What is asked
Which lines contain the word "Advanced"? Return each of them as written.

▬▬▬▬▬▬

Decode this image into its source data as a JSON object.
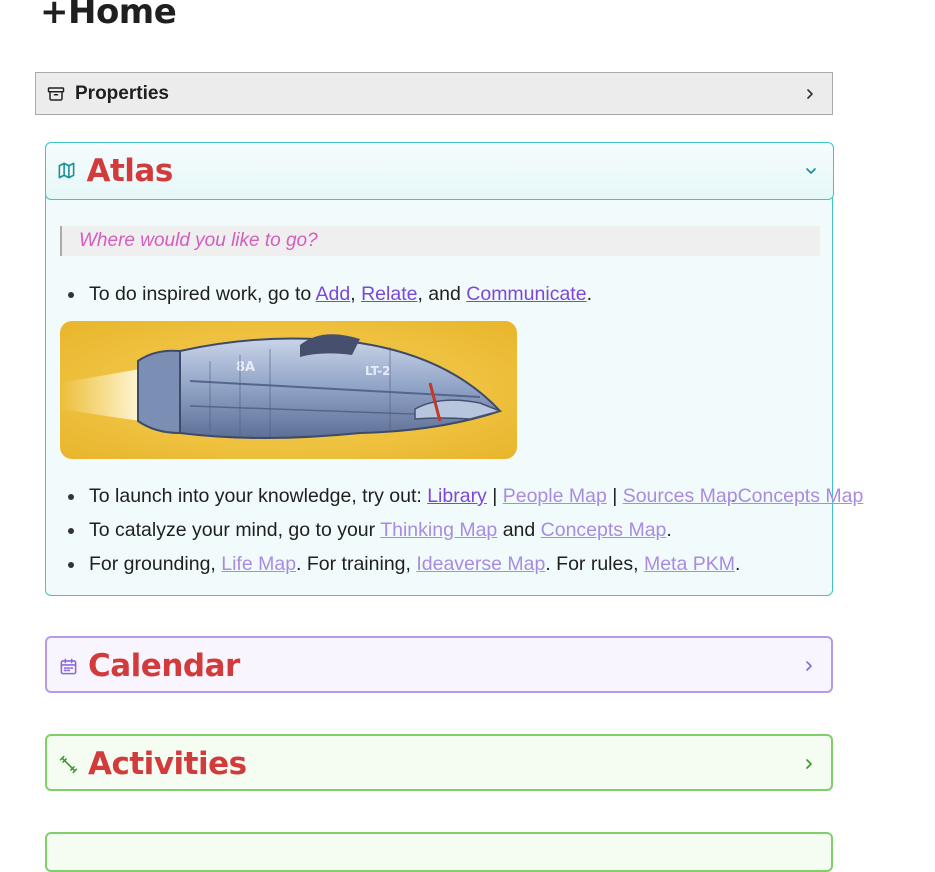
{
  "page": {
    "title": "+Home"
  },
  "properties": {
    "label": "Properties"
  },
  "atlas": {
    "title": "Atlas",
    "quote": "Where would you like to go?",
    "line1": {
      "pre": "To do inspired work, go to ",
      "link1": "Add",
      "sep1": ", ",
      "link2": "Relate",
      "sep2": ", and ",
      "link3": "Communicate",
      "post": "."
    },
    "line2": {
      "pre": "To launch into your knowledge, try out: ",
      "link1": "Library",
      "sep1": " | ",
      "link2": "People Map",
      "sep2": " | ",
      "link3a": "Sources Map",
      "link3b": "Concepts Map",
      "post": "."
    },
    "line3": {
      "pre": "To catalyze your mind, go to your ",
      "link1": "Thinking Map",
      "sep1": " and ",
      "link2": "Concepts Map",
      "post": "."
    },
    "line4": {
      "pre": "For grounding, ",
      "link1": "Life Map",
      "sep1": ". For training, ",
      "link2": "Ideaverse Map",
      "sep2": ". For rules, ",
      "link3": "Meta PKM",
      "post": "."
    }
  },
  "calendar": {
    "title": "Calendar"
  },
  "activities": {
    "title": "Activities"
  },
  "colors": {
    "heading_red": "#d23b3b",
    "atlas_border": "#3ec5c9",
    "calendar_border": "#b49ae8",
    "activities_border": "#7fd06b",
    "link": "#7c48d8",
    "quote_text": "#d45dbf"
  },
  "icons": {
    "properties": "archive-icon",
    "atlas": "map-icon",
    "calendar": "calendar-icon",
    "activities": "dumbbell-icon",
    "collapsed": "chevron-right-icon",
    "expanded": "chevron-down-icon"
  }
}
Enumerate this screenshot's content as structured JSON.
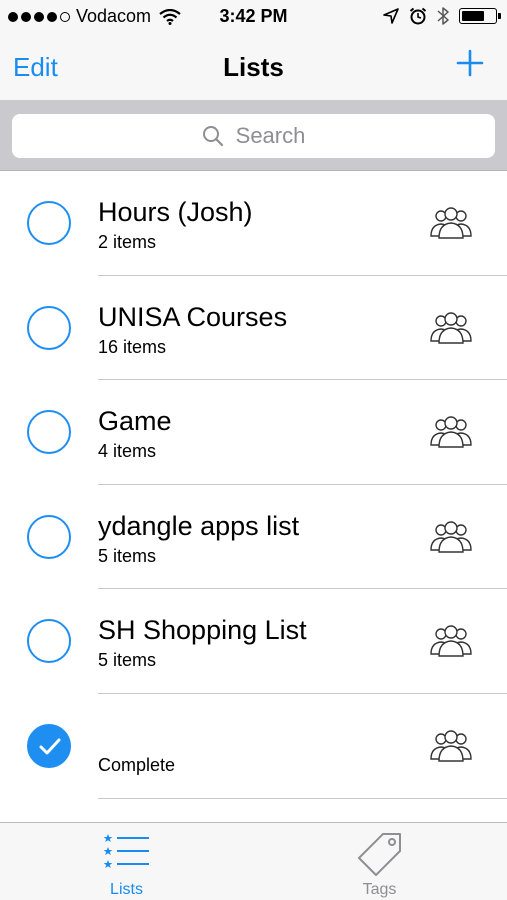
{
  "status_bar": {
    "carrier": "Vodacom",
    "time": "3:42 PM",
    "signal_bars": 4,
    "signal_total": 5
  },
  "nav": {
    "edit_label": "Edit",
    "title": "Lists",
    "add_icon": "plus-icon"
  },
  "search": {
    "placeholder": "Search"
  },
  "lists": [
    {
      "title": "Hours (Josh)",
      "subtitle": "2 items",
      "completed": false
    },
    {
      "title": "UNISA Courses",
      "subtitle": "16 items",
      "completed": false
    },
    {
      "title": "Game",
      "subtitle": "4 items",
      "completed": false
    },
    {
      "title": "ydangle apps list",
      "subtitle": "5 items",
      "completed": false
    },
    {
      "title": "SH Shopping List",
      "subtitle": "5 items",
      "completed": false
    },
    {
      "title": "",
      "subtitle": "Complete",
      "completed": true
    }
  ],
  "tabs": [
    {
      "label": "Lists",
      "icon": "list-icon",
      "active": true
    },
    {
      "label": "Tags",
      "icon": "tag-icon",
      "active": false
    }
  ],
  "colors": {
    "accent": "#1a8cf0",
    "check_blue": "#1f8ef1",
    "separator": "#c8c7cc",
    "search_bg": "#c9c9ce",
    "bar_bg": "#f7f7f7",
    "inactive_gray": "#8e8e93"
  }
}
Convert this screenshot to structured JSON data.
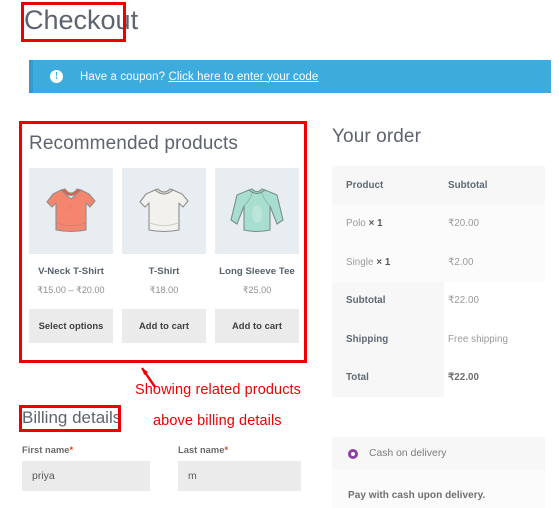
{
  "page": {
    "title": "Checkout"
  },
  "coupon": {
    "icon": "info-icon",
    "text": "Have a coupon? ",
    "link_label": "Click here to enter your code"
  },
  "recommended": {
    "heading": "Recommended products",
    "products": [
      {
        "name": "V-Neck T-Shirt",
        "price": "₹15.00 – ₹20.00",
        "button": "Select options",
        "image": "vneck-tshirt-coral"
      },
      {
        "name": "T-Shirt",
        "price": "₹18.00",
        "button": "Add to cart",
        "image": "tshirt-white"
      },
      {
        "name": "Long Sleeve Tee",
        "price": "₹25.00",
        "button": "Add to cart",
        "image": "long-sleeve-tee-mint"
      }
    ]
  },
  "billing": {
    "heading": "Billing details",
    "first_name": {
      "label": "First name",
      "required_mark": "*",
      "value": "priya"
    },
    "last_name": {
      "label": "Last name",
      "required_mark": "*",
      "value": "m"
    }
  },
  "order": {
    "heading": "Your order",
    "columns": [
      "Product",
      "Subtotal"
    ],
    "items": [
      {
        "name": "Polo",
        "qty": "× 1",
        "subtotal": "₹20.00"
      },
      {
        "name": "Single",
        "qty": "× 1",
        "subtotal": "₹2.00"
      }
    ],
    "totals": [
      {
        "label": "Subtotal",
        "value": "₹22.00"
      },
      {
        "label": "Shipping",
        "value": "Free shipping"
      },
      {
        "label": "Total",
        "value": "₹22.00"
      }
    ]
  },
  "payment": {
    "method_label": "Cash on delivery",
    "description": "Pay with cash upon delivery.",
    "selected": true,
    "accent_color": "#8e3fa5"
  },
  "annotations": {
    "color": "#ee0000",
    "line1": "Showing related products",
    "line2": "above billing details",
    "boxes": [
      "checkout-title",
      "recommended-products",
      "billing-details"
    ],
    "arrow": "diagonal-arrow"
  }
}
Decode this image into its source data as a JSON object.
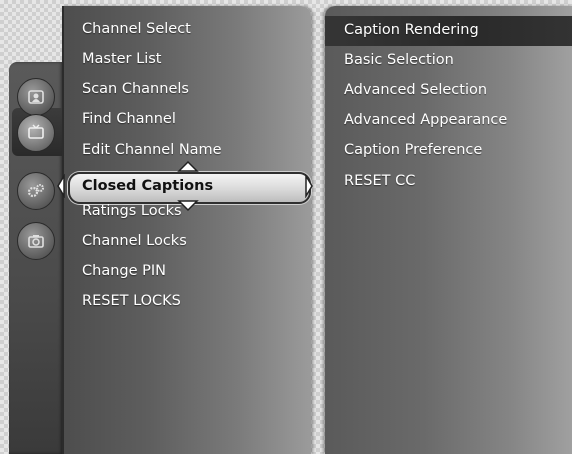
{
  "categories": [
    {
      "icon": "parental-icon",
      "active": false
    },
    {
      "icon": "tv-icon",
      "active": true
    },
    {
      "icon": "gears-icon",
      "active": false
    },
    {
      "icon": "camera-icon",
      "active": false
    }
  ],
  "main_menu": {
    "items": [
      {
        "label": "Channel Select"
      },
      {
        "label": "Master List"
      },
      {
        "label": "Scan Channels"
      },
      {
        "label": "Find Channel"
      },
      {
        "label": "Edit Channel Name"
      },
      {
        "label": "Closed Captions",
        "selected": true
      },
      {
        "label": "Ratings Locks"
      },
      {
        "label": "Channel Locks"
      },
      {
        "label": "Change PIN"
      },
      {
        "label": "RESET LOCKS"
      }
    ]
  },
  "sub_menu": {
    "items": [
      {
        "label": "Caption Rendering",
        "highlighted": true
      },
      {
        "label": "Basic Selection"
      },
      {
        "label": "Advanced Selection"
      },
      {
        "label": "Advanced Appearance"
      },
      {
        "label": "Caption Preference"
      },
      {
        "label": "RESET CC"
      }
    ]
  },
  "colors": {
    "selection_fill": "#d9d9d9",
    "menu_text": "#ffffff",
    "selected_text": "#111111"
  }
}
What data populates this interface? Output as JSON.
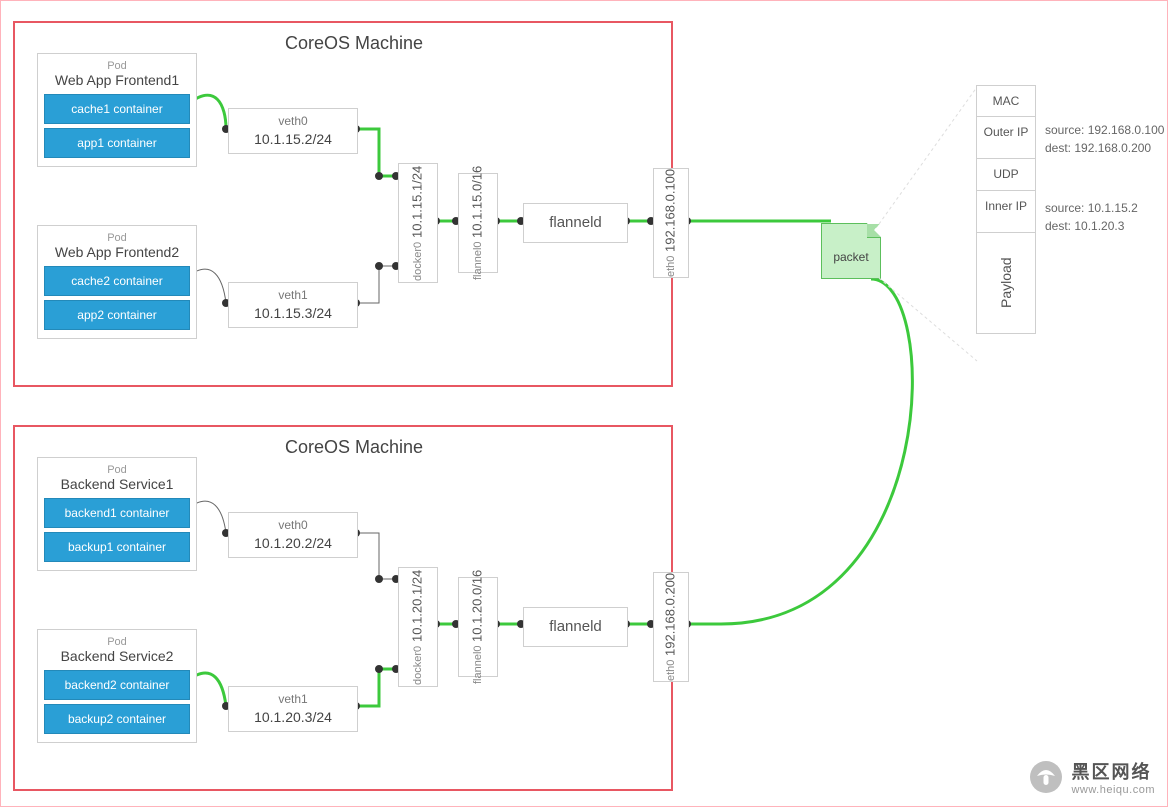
{
  "watermark": {
    "title": "黑区网络",
    "url": "www.heiqu.com"
  },
  "machines": [
    {
      "title": "CoreOS Machine",
      "pods": [
        {
          "label": "Pod",
          "name": "Web App Frontend1",
          "containers": [
            "cache1 container",
            "app1 container"
          ]
        },
        {
          "label": "Pod",
          "name": "Web App Frontend2",
          "containers": [
            "cache2 container",
            "app2 container"
          ]
        }
      ],
      "veths": [
        {
          "name": "veth0",
          "ip": "10.1.15.2/24"
        },
        {
          "name": "veth1",
          "ip": "10.1.15.3/24"
        }
      ],
      "docker0": {
        "name": "docker0",
        "ip": "10.1.15.1/24"
      },
      "flannel0": {
        "name": "flannel0",
        "ip": "10.1.15.0/16"
      },
      "flanneld": "flanneld",
      "eth0": {
        "name": "eth0",
        "ip": "192.168.0.100"
      }
    },
    {
      "title": "CoreOS Machine",
      "pods": [
        {
          "label": "Pod",
          "name": "Backend Service1",
          "containers": [
            "backend1 container",
            "backup1 container"
          ]
        },
        {
          "label": "Pod",
          "name": "Backend Service2",
          "containers": [
            "backend2 container",
            "backup2 container"
          ]
        }
      ],
      "veths": [
        {
          "name": "veth0",
          "ip": "10.1.20.2/24"
        },
        {
          "name": "veth1",
          "ip": "10.1.20.3/24"
        }
      ],
      "docker0": {
        "name": "docker0",
        "ip": "10.1.20.1/24"
      },
      "flannel0": {
        "name": "flannel0",
        "ip": "10.1.20.0/16"
      },
      "flanneld": "flanneld",
      "eth0": {
        "name": "eth0",
        "ip": "192.168.0.200"
      }
    }
  ],
  "packet": {
    "label": "packet",
    "headers": {
      "mac": "MAC",
      "outer_ip": "Outer IP",
      "udp": "UDP",
      "inner_ip": "Inner IP",
      "payload": "Payload"
    },
    "outer": {
      "source_label": "source:",
      "source": "192.168.0.100",
      "dest_label": "dest:",
      "dest": "192.168.0.200"
    },
    "inner": {
      "source_label": "source:",
      "source": "10.1.15.2",
      "dest_label": "dest:",
      "dest": "10.1.20.3"
    }
  },
  "chart_data": {
    "type": "diagram",
    "title": "Flannel overlay network across two CoreOS machines",
    "nodes": [
      {
        "id": "m1",
        "label": "CoreOS Machine"
      },
      {
        "id": "m1.pod1",
        "label": "Pod: Web App Frontend1",
        "containers": [
          "cache1 container",
          "app1 container"
        ]
      },
      {
        "id": "m1.pod2",
        "label": "Pod: Web App Frontend2",
        "containers": [
          "cache2 container",
          "app2 container"
        ]
      },
      {
        "id": "m1.veth0",
        "label": "veth0 10.1.15.2/24"
      },
      {
        "id": "m1.veth1",
        "label": "veth1 10.1.15.3/24"
      },
      {
        "id": "m1.docker0",
        "label": "docker0 10.1.15.1/24"
      },
      {
        "id": "m1.flannel0",
        "label": "flannel0 10.1.15.0/16"
      },
      {
        "id": "m1.flanneld",
        "label": "flanneld"
      },
      {
        "id": "m1.eth0",
        "label": "eth0 192.168.0.100"
      },
      {
        "id": "m2",
        "label": "CoreOS Machine"
      },
      {
        "id": "m2.pod1",
        "label": "Pod: Backend Service1",
        "containers": [
          "backend1 container",
          "backup1 container"
        ]
      },
      {
        "id": "m2.pod2",
        "label": "Pod: Backend Service2",
        "containers": [
          "backend2 container",
          "backup2 container"
        ]
      },
      {
        "id": "m2.veth0",
        "label": "veth0 10.1.20.2/24"
      },
      {
        "id": "m2.veth1",
        "label": "veth1 10.1.20.3/24"
      },
      {
        "id": "m2.docker0",
        "label": "docker0 10.1.20.1/24"
      },
      {
        "id": "m2.flannel0",
        "label": "flannel0 10.1.20.0/16"
      },
      {
        "id": "m2.flanneld",
        "label": "flanneld"
      },
      {
        "id": "m2.eth0",
        "label": "eth0 192.168.0.200"
      },
      {
        "id": "packet",
        "label": "packet",
        "outer_ip": {
          "source": "192.168.0.100",
          "dest": "192.168.0.200"
        },
        "inner_ip": {
          "source": "10.1.15.2",
          "dest": "10.1.20.3"
        },
        "layers": [
          "MAC",
          "Outer IP",
          "UDP",
          "Inner IP",
          "Payload"
        ]
      }
    ],
    "edges_highlighted": [
      [
        "m1.pod1",
        "m1.veth0"
      ],
      [
        "m1.veth0",
        "m1.docker0"
      ],
      [
        "m1.docker0",
        "m1.flannel0"
      ],
      [
        "m1.flannel0",
        "m1.flanneld"
      ],
      [
        "m1.flanneld",
        "m1.eth0"
      ],
      [
        "m1.eth0",
        "packet"
      ],
      [
        "packet",
        "m2.eth0"
      ],
      [
        "m2.eth0",
        "m2.flanneld"
      ],
      [
        "m2.flanneld",
        "m2.flannel0"
      ],
      [
        "m2.flannel0",
        "m2.docker0"
      ],
      [
        "m2.docker0",
        "m2.veth1"
      ],
      [
        "m2.veth1",
        "m2.pod2"
      ]
    ],
    "edges_other": [
      [
        "m1.pod2",
        "m1.veth1"
      ],
      [
        "m1.veth1",
        "m1.docker0"
      ],
      [
        "m2.pod1",
        "m2.veth0"
      ],
      [
        "m2.veth0",
        "m2.docker0"
      ]
    ]
  }
}
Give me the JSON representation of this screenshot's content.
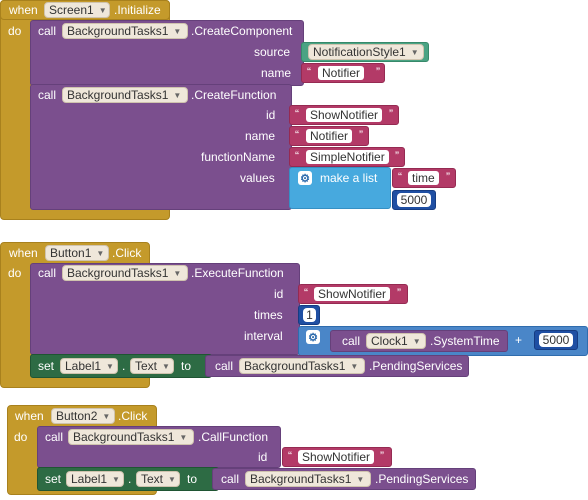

▬▬▬▬▬▬

Task output
        "label": "Advanced Selection"
        "label": "Advanced Appearance"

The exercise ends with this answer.